WRITTEN INSTRUCTION: Quote every one of the entries below word for word, with each line unchanged.

EXERCISE MATERIAL:
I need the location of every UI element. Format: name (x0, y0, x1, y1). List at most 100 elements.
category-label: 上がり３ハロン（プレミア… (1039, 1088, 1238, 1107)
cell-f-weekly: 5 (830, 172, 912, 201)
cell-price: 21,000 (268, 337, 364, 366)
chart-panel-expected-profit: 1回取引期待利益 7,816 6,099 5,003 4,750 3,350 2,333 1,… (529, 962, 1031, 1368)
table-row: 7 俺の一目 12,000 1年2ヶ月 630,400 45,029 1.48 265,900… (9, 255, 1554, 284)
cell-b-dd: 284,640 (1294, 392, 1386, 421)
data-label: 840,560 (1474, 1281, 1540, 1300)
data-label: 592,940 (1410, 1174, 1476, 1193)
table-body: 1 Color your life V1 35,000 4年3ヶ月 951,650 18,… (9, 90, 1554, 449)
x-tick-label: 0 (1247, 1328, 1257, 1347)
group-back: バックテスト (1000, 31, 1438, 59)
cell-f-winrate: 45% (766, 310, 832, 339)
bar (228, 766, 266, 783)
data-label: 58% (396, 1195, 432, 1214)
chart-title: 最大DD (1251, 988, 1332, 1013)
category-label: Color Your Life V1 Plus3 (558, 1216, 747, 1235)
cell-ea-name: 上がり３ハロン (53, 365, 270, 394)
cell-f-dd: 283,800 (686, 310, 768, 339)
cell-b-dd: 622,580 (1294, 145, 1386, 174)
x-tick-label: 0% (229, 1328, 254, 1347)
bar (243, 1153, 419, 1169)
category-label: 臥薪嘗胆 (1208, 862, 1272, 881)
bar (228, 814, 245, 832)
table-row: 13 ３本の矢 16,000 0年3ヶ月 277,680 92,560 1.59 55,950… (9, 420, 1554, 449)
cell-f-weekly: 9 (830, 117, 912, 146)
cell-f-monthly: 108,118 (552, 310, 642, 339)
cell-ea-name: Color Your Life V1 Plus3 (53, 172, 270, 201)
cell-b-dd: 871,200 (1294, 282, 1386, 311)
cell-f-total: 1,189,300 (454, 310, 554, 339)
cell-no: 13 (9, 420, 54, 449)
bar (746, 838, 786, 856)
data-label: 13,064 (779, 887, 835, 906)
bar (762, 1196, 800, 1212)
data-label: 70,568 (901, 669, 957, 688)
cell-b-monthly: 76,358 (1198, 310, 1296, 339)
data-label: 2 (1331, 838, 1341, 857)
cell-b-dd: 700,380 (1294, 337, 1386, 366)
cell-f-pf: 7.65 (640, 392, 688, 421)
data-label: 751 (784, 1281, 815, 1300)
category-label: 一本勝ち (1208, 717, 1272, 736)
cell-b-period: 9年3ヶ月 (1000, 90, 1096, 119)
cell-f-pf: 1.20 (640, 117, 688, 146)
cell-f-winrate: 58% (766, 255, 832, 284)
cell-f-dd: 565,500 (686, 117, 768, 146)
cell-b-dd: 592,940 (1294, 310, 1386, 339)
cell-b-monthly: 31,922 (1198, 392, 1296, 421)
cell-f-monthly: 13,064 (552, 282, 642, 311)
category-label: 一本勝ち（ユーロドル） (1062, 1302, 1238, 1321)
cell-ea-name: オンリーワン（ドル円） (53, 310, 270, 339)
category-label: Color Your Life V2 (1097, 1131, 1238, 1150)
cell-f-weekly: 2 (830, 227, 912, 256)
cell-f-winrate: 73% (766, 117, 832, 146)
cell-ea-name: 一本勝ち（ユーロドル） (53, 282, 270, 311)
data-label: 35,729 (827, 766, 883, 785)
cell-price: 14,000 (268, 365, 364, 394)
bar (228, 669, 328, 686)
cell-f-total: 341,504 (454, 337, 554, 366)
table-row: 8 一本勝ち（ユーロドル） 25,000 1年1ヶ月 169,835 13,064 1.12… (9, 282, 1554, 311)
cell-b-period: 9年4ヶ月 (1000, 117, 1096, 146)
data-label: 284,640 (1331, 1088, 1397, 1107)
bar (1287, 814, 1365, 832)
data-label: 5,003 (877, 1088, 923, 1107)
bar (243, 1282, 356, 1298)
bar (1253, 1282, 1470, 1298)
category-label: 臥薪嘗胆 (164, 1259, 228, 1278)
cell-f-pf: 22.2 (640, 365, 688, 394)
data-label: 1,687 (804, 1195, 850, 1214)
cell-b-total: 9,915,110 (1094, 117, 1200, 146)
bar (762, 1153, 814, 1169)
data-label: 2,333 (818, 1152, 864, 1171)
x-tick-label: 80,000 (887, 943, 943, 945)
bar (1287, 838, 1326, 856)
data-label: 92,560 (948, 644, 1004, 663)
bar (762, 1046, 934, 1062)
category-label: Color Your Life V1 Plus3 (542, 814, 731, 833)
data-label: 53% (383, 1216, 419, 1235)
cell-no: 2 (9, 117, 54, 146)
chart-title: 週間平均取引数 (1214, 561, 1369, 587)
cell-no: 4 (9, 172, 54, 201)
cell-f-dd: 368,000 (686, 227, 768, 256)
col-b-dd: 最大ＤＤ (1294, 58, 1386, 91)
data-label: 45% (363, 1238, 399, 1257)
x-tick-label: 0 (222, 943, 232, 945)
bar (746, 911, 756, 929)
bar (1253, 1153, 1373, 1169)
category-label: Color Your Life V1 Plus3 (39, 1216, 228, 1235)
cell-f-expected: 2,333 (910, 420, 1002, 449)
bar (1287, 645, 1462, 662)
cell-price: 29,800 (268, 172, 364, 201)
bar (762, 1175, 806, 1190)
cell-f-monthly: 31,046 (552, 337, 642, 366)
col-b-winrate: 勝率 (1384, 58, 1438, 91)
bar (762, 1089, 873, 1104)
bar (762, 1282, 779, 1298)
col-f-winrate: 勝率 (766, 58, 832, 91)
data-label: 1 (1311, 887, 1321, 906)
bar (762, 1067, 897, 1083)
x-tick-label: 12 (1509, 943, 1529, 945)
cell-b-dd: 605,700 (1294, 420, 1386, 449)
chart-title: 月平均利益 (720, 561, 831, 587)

CORRECT ANSWER:
I need the location of every UI element. Format: name (x0, y0, x1, y1). List at most 100 elements.
category-label: 上がり３ハロン（プレミア… (1039, 1088, 1238, 1107)
cell-f-weekly: 5 (830, 172, 912, 201)
cell-price: 21,000 (268, 337, 364, 366)
chart-panel-expected-profit: 1回取引期待利益 7,816 6,099 5,003 4,750 3,350 2,333 1,… (529, 962, 1031, 1368)
table-row: 7 俺の一目 12,000 1年2ヶ月 630,400 45,029 1.48 265,900… (9, 255, 1554, 284)
cell-b-dd: 284,640 (1294, 392, 1386, 421)
data-label: 840,560 (1474, 1281, 1540, 1300)
data-label: 592,940 (1410, 1174, 1476, 1193)
table-body: 1 Color your life V1 35,000 4年3ヶ月 951,650 18,… (9, 90, 1554, 449)
x-tick-label: 0 (1247, 1328, 1257, 1347)
group-back: バックテスト (1000, 31, 1438, 59)
cell-f-winrate: 45% (766, 310, 832, 339)
bar (228, 766, 266, 783)
data-label: 58% (396, 1195, 432, 1214)
chart-title: 最大DD (1251, 988, 1332, 1013)
category-label: Color Your Life V1 Plus3 (558, 1216, 747, 1235)
cell-ea-name: 上がり３ハロン (53, 365, 270, 394)
cell-f-dd: 283,800 (686, 310, 768, 339)
cell-b-dd: 622,580 (1294, 145, 1386, 174)
x-tick-label: 0% (229, 1328, 254, 1347)
bar (243, 1153, 419, 1169)
category-label: 臥薪嘗胆 (1208, 862, 1272, 881)
bar (228, 814, 245, 832)
table-row: 13 ３本の矢 16,000 0年3ヶ月 277,680 92,560 1.59 55,950… (9, 420, 1554, 449)
cell-f-weekly: 9 (830, 117, 912, 146)
cell-f-monthly: 108,118 (552, 310, 642, 339)
cell-ea-name: Color Your Life V1 Plus3 (53, 172, 270, 201)
cell-b-dd: 871,200 (1294, 282, 1386, 311)
cell-f-total: 1,189,300 (454, 310, 554, 339)
cell-no: 13 (9, 420, 54, 449)
bar (746, 838, 786, 856)
data-label: 13,064 (779, 887, 835, 906)
bar (762, 1196, 800, 1212)
data-label: 70,568 (901, 669, 957, 688)
cell-b-monthly: 76,358 (1198, 310, 1296, 339)
data-label: 2 (1331, 838, 1341, 857)
cell-b-dd: 700,380 (1294, 337, 1386, 366)
cell-f-pf: 7.65 (640, 392, 688, 421)
data-label: 751 (784, 1281, 815, 1300)
category-label: 一本勝ち (1208, 717, 1272, 736)
cell-b-period: 9年3ヶ月 (1000, 90, 1096, 119)
cell-f-pf: 1.20 (640, 117, 688, 146)
cell-f-winrate: 58% (766, 255, 832, 284)
cell-f-dd: 565,500 (686, 117, 768, 146)
cell-b-dd: 592,940 (1294, 310, 1386, 339)
cell-b-monthly: 31,922 (1198, 392, 1296, 421)
cell-f-monthly: 13,064 (552, 282, 642, 311)
category-label: 一本勝ち（ユーロドル） (1062, 1302, 1238, 1321)
cell-ea-name: オンリーワン（ドル円） (53, 310, 270, 339)
category-label: Color Your Life V2 (1097, 1131, 1238, 1150)
cell-f-weekly: 2 (830, 227, 912, 256)
cell-f-winrate: 73% (766, 117, 832, 146)
cell-ea-name: 一本勝ち（ユーロドル） (53, 282, 270, 311)
data-label: 35,729 (827, 766, 883, 785)
cell-price: 14,000 (268, 365, 364, 394)
bar (228, 669, 328, 686)
cell-f-total: 341,504 (454, 337, 554, 366)
table-row: 8 一本勝ち（ユーロドル） 25,000 1年1ヶ月 169,835 13,064 1.12… (9, 282, 1554, 311)
cell-b-period: 9年4ヶ月 (1000, 117, 1096, 146)
data-label: 284,640 (1331, 1088, 1397, 1107)
bar (1287, 814, 1365, 832)
data-label: 5,003 (877, 1088, 923, 1107)
bar (243, 1282, 356, 1298)
bar (1253, 1282, 1470, 1298)
category-label: 臥薪嘗胆 (164, 1259, 228, 1278)
cell-f-pf: 22.2 (640, 365, 688, 394)
data-label: 1,687 (804, 1195, 850, 1214)
cell-b-total: 9,915,110 (1094, 117, 1200, 146)
bar (762, 1153, 814, 1169)
data-label: 2,333 (818, 1152, 864, 1171)
x-tick-label: 80,000 (887, 943, 943, 945)
bar (1287, 838, 1326, 856)
data-label: 92,560 (948, 644, 1004, 663)
bar (762, 1046, 934, 1062)
category-label: Color Your Life V1 Plus3 (542, 814, 731, 833)
data-label: 53% (383, 1216, 419, 1235)
cell-no: 2 (9, 117, 54, 146)
chart-title: 週間平均取引数 (1214, 561, 1369, 587)
cell-no: 4 (9, 172, 54, 201)
cell-f-dd: 368,000 (686, 227, 768, 256)
col-b-dd: 最大ＤＤ (1294, 58, 1386, 91)
data-label: 45% (363, 1238, 399, 1257)
x-tick-label: 0 (222, 943, 232, 945)
bar (746, 911, 756, 929)
bar (1253, 1153, 1373, 1169)
category-label: Color Your Life V1 Plus3 (39, 1216, 228, 1235)
cell-f-expected: 2,333 (910, 420, 1002, 449)
bar (1287, 645, 1462, 662)
cell-price: 29,800 (268, 172, 364, 201)
bar (762, 1175, 806, 1190)
cell-f-monthly: 31,046 (552, 337, 642, 366)
col-b-winrate: 勝率 (1384, 58, 1438, 91)
bar (762, 1089, 873, 1104)
bar (762, 1282, 779, 1298)
col-f-winrate: 勝率 (766, 58, 832, 91)
data-label: 1 (1311, 887, 1321, 906)
bar (762, 1067, 897, 1083)
x-tick-label: 12 (1509, 943, 1529, 945)
cell-b-dd: 605,700 (1294, 420, 1386, 449)
chart-title: 月平均利益 (720, 561, 831, 587)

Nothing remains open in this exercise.